- Available records
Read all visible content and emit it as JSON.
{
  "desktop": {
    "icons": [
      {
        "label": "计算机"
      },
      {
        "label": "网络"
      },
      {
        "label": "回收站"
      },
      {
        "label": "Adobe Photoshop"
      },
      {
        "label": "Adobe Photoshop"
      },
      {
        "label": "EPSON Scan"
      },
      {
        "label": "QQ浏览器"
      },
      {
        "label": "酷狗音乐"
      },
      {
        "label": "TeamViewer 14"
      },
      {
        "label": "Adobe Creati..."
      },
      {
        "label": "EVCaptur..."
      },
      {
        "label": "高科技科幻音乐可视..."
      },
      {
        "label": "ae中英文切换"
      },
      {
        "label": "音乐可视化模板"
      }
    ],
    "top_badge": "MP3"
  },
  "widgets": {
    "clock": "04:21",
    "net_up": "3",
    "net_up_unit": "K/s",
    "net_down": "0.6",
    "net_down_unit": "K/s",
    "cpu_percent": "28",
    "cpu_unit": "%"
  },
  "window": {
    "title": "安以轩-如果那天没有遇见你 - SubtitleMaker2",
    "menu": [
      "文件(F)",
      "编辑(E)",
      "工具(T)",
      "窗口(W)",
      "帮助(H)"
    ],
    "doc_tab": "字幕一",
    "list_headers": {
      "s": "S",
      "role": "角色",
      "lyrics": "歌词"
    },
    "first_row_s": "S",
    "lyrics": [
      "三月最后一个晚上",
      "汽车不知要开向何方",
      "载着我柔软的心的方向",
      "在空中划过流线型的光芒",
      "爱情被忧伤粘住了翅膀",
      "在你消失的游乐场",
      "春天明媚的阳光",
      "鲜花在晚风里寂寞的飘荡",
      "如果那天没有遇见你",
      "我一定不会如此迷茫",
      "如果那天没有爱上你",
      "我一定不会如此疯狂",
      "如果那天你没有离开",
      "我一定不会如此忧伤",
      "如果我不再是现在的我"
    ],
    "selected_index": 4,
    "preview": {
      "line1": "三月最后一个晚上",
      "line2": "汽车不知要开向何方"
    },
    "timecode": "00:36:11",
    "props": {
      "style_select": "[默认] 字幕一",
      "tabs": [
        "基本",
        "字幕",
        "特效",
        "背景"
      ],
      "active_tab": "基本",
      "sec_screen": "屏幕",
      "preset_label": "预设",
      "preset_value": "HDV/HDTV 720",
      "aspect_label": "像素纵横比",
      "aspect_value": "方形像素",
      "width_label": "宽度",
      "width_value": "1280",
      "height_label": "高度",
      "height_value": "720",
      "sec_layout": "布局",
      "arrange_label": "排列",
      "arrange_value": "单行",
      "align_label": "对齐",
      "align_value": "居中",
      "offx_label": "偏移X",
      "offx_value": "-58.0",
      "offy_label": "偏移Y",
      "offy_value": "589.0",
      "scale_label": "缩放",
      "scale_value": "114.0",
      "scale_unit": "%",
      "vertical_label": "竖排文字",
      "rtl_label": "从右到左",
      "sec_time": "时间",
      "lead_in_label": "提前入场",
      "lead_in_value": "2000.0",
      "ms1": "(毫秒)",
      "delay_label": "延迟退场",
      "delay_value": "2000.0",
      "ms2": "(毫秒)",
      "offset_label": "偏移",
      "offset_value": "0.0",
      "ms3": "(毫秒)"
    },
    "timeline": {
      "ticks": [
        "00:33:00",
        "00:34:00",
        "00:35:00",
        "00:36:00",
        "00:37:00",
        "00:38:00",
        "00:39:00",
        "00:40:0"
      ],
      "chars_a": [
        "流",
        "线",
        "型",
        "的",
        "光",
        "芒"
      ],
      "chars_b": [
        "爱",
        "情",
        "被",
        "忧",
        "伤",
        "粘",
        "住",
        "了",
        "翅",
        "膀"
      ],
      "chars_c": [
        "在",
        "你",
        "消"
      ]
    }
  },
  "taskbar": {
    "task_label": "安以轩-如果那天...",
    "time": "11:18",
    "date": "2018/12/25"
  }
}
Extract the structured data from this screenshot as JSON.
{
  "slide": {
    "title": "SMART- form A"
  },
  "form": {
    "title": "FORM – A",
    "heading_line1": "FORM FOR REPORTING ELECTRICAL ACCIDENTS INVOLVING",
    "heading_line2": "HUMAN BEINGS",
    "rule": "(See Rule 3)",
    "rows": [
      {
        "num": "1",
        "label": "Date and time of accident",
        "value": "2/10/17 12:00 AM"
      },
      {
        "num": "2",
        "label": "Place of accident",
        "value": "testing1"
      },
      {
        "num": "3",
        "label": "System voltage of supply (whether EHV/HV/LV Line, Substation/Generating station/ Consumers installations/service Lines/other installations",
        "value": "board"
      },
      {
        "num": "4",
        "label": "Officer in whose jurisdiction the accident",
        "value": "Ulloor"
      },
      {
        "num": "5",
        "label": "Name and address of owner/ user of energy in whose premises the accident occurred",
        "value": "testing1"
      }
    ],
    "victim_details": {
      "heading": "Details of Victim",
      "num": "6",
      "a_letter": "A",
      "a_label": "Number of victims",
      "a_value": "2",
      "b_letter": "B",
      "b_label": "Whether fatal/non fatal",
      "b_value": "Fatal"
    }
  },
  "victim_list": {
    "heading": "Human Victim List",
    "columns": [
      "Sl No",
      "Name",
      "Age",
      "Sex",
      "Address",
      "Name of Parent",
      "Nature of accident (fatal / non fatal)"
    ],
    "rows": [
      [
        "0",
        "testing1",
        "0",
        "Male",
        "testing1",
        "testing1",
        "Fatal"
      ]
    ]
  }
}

- Requirement
Your task is to print the whole listing again exactly.

- Solution to this exercise
Read all visible content and emit it as JSON.
{
  "desktop": {
    "icons": [
      {
        "label": "计算机"
      },
      {
        "label": "网络"
      },
      {
        "label": "回收站"
      },
      {
        "label": "Adobe Photoshop"
      },
      {
        "label": "Adobe Photoshop"
      },
      {
        "label": "EPSON Scan"
      },
      {
        "label": "QQ浏览器"
      },
      {
        "label": "酷狗音乐"
      },
      {
        "label": "TeamViewer 14"
      },
      {
        "label": "Adobe Creati..."
      },
      {
        "label": "EVCaptur..."
      },
      {
        "label": "高科技科幻音乐可视..."
      },
      {
        "label": "ae中英文切换"
      },
      {
        "label": "音乐可视化模板"
      }
    ],
    "top_badge": "MP3"
  },
  "widgets": {
    "clock": "04:21",
    "net_up": "3",
    "net_up_unit": "K/s",
    "net_down": "0.6",
    "net_down_unit": "K/s",
    "cpu_percent": "28",
    "cpu_unit": "%"
  },
  "window": {
    "title": "安以轩-如果那天没有遇见你 - SubtitleMaker2",
    "menu": [
      "文件(F)",
      "编辑(E)",
      "工具(T)",
      "窗口(W)",
      "帮助(H)"
    ],
    "doc_tab": "字幕一",
    "list_headers": {
      "s": "S",
      "role": "角色",
      "lyrics": "歌词"
    },
    "first_row_s": "S",
    "lyrics": [
      "三月最后一个晚上",
      "汽车不知要开向何方",
      "载着我柔软的心的方向",
      "在空中划过流线型的光芒",
      "爱情被忧伤粘住了翅膀",
      "在你消失的游乐场",
      "春天明媚的阳光",
      "鲜花在晚风里寂寞的飘荡",
      "如果那天没有遇见你",
      "我一定不会如此迷茫",
      "如果那天没有爱上你",
      "我一定不会如此疯狂",
      "如果那天你没有离开",
      "我一定不会如此忧伤",
      "如果我不再是现在的我"
    ],
    "selected_index": 4,
    "preview": {
      "line1": "三月最后一个晚上",
      "line2": "汽车不知要开向何方"
    },
    "timecode": "00:36:11",
    "props": {
      "style_select": "[默认] 字幕一",
      "tabs": [
        "基本",
        "字幕",
        "特效",
        "背景"
      ],
      "active_tab": "基本",
      "sec_screen": "屏幕",
      "preset_label": "预设",
      "preset_value": "HDV/HDTV 720",
      "aspect_label": "像素纵横比",
      "aspect_value": "方形像素",
      "width_label": "宽度",
      "width_value": "1280",
      "height_label": "高度",
      "height_value": "720",
      "sec_layout": "布局",
      "arrange_label": "排列",
      "arrange_value": "单行",
      "align_label": "对齐",
      "align_value": "居中",
      "offx_label": "偏移X",
      "offx_value": "-58.0",
      "offy_label": "偏移Y",
      "offy_value": "589.0",
      "scale_label": "缩放",
      "scale_value": "114.0",
      "scale_unit": "%",
      "vertical_label": "竖排文字",
      "rtl_label": "从右到左",
      "sec_time": "时间",
      "lead_in_label": "提前入场",
      "lead_in_value": "2000.0",
      "ms1": "(毫秒)",
      "delay_label": "延迟退场",
      "delay_value": "2000.0",
      "ms2": "(毫秒)",
      "offset_label": "偏移",
      "offset_value": "0.0",
      "ms3": "(毫秒)"
    },
    "timeline": {
      "ticks": [
        "00:33:00",
        "00:34:00",
        "00:35:00",
        "00:36:00",
        "00:37:00",
        "00:38:00",
        "00:39:00",
        "00:40:0"
      ],
      "chars_a": [
        "流",
        "线",
        "型",
        "的",
        "光",
        "芒"
      ],
      "chars_b": [
        "爱",
        "情",
        "被",
        "忧",
        "伤",
        "粘",
        "住",
        "了",
        "翅",
        "膀"
      ],
      "chars_c": [
        "在",
        "你",
        "消"
      ]
    }
  },
  "taskbar": {
    "task_label": "安以轩-如果那天...",
    "time": "11:18",
    "date": "2018/12/25"
  }
}
Extract the structured data from this screenshot as JSON.
{
  "slide": {
    "title": "SMART- form A"
  },
  "form": {
    "title": "FORM – A",
    "heading_line1": "FORM FOR REPORTING ELECTRICAL ACCIDENTS INVOLVING",
    "heading_line2": "HUMAN BEINGS",
    "rule": "(See Rule 3)",
    "rows": [
      {
        "num": "1",
        "label": "Date and time of accident",
        "value": "2/10/17 12:00 AM"
      },
      {
        "num": "2",
        "label": "Place of accident",
        "value": "testing1"
      },
      {
        "num": "3",
        "label": "System voltage of supply (whether EHV/HV/LV Line, Substation/Generating station/ Consumers installations/service Lines/other installations",
        "value": "board"
      },
      {
        "num": "4",
        "label": "Officer in whose jurisdiction the accident",
        "value": "Ulloor"
      },
      {
        "num": "5",
        "label": "Name and address of owner/ user of energy in whose premises the accident occurred",
        "value": "testing1"
      }
    ],
    "victim_details": {
      "heading": "Details of Victim",
      "num": "6",
      "a_letter": "A",
      "a_label": "Number of victims",
      "a_value": "2",
      "b_letter": "B",
      "b_label": "Whether fatal/non fatal",
      "b_value": "Fatal"
    }
  },
  "victim_list": {
    "heading": "Human Victim List",
    "columns": [
      "Sl No",
      "Name",
      "Age",
      "Sex",
      "Address",
      "Name of Parent",
      "Nature of accident (fatal / non fatal)"
    ],
    "rows": [
      [
        "0",
        "testing1",
        "0",
        "Male",
        "testing1",
        "testing1",
        "Fatal"
      ]
    ]
  }
}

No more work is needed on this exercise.